**Short exercise**
All of the records below should be output exactly.
◇ ◇ ◇ ◇ ◇
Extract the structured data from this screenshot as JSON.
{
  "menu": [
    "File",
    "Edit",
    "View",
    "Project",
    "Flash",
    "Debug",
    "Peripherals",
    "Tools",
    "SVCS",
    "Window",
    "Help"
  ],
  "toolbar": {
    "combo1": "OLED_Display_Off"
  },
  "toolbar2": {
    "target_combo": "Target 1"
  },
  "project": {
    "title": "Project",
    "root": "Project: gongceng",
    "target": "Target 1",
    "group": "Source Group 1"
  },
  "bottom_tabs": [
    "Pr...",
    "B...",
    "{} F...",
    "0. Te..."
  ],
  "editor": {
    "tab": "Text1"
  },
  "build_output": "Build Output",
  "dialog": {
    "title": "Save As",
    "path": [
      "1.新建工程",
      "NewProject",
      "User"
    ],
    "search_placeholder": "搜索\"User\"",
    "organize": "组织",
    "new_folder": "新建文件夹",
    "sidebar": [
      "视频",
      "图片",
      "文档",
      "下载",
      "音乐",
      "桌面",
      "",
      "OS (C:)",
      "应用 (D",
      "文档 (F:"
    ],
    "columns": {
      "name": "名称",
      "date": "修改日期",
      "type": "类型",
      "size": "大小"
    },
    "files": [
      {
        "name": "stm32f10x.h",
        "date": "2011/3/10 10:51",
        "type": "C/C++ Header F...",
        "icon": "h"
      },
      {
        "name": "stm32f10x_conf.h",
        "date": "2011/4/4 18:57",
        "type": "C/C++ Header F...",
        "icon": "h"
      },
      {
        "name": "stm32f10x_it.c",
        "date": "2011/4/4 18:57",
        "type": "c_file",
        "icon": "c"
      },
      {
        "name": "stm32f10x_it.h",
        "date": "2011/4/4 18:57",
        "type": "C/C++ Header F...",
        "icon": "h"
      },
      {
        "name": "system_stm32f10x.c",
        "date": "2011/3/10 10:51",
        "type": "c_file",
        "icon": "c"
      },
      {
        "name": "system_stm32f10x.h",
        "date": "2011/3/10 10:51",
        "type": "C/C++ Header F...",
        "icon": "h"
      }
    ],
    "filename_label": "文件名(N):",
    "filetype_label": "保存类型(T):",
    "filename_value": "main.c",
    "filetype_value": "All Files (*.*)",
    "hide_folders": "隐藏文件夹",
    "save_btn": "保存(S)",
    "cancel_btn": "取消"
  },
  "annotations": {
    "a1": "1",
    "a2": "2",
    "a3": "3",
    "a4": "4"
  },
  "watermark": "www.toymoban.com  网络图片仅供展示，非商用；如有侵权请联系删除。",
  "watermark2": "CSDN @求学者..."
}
◇ ◇ ◇ ◇ ◇
**Exercise result**
Extract the structured data from this screenshot as JSON.
{
  "menu": [
    "File",
    "Edit",
    "View",
    "Project",
    "Flash",
    "Debug",
    "Peripherals",
    "Tools",
    "SVCS",
    "Window",
    "Help"
  ],
  "toolbar": {
    "combo1": "OLED_Display_Off"
  },
  "toolbar2": {
    "target_combo": "Target 1"
  },
  "project": {
    "title": "Project",
    "root": "Project: gongceng",
    "target": "Target 1",
    "group": "Source Group 1"
  },
  "bottom_tabs": [
    "Pr...",
    "B...",
    "{} F...",
    "0. Te..."
  ],
  "editor": {
    "tab": "Text1"
  },
  "build_output": "Build Output",
  "dialog": {
    "title": "Save As",
    "path": [
      "1.新建工程",
      "NewProject",
      "User"
    ],
    "search_placeholder": "搜索\"User\"",
    "organize": "组织",
    "new_folder": "新建文件夹",
    "sidebar": [
      "视频",
      "图片",
      "文档",
      "下载",
      "音乐",
      "桌面",
      "",
      "OS (C:)",
      "应用 (D",
      "文档 (F:"
    ],
    "columns": {
      "name": "名称",
      "date": "修改日期",
      "type": "类型",
      "size": "大小"
    },
    "files": [
      {
        "name": "stm32f10x.h",
        "date": "2011/3/10 10:51",
        "type": "C/C++ Header F...",
        "icon": "h"
      },
      {
        "name": "stm32f10x_conf.h",
        "date": "2011/4/4 18:57",
        "type": "C/C++ Header F...",
        "icon": "h"
      },
      {
        "name": "stm32f10x_it.c",
        "date": "2011/4/4 18:57",
        "type": "c_file",
        "icon": "c"
      },
      {
        "name": "stm32f10x_it.h",
        "date": "2011/4/4 18:57",
        "type": "C/C++ Header F...",
        "icon": "h"
      },
      {
        "name": "system_stm32f10x.c",
        "date": "2011/3/10 10:51",
        "type": "c_file",
        "icon": "c"
      },
      {
        "name": "system_stm32f10x.h",
        "date": "2011/3/10 10:51",
        "type": "C/C++ Header F...",
        "icon": "h"
      }
    ],
    "filename_label": "文件名(N):",
    "filetype_label": "保存类型(T):",
    "filename_value": "main.c",
    "filetype_value": "All Files (*.*)",
    "hide_folders": "隐藏文件夹",
    "save_btn": "保存(S)",
    "cancel_btn": "取消"
  },
  "annotations": {
    "a1": "1",
    "a2": "2",
    "a3": "3",
    "a4": "4"
  },
  "watermark": "www.toymoban.com  网络图片仅供展示，非商用；如有侵权请联系删除。",
  "watermark2": "CSDN @求学者..."
}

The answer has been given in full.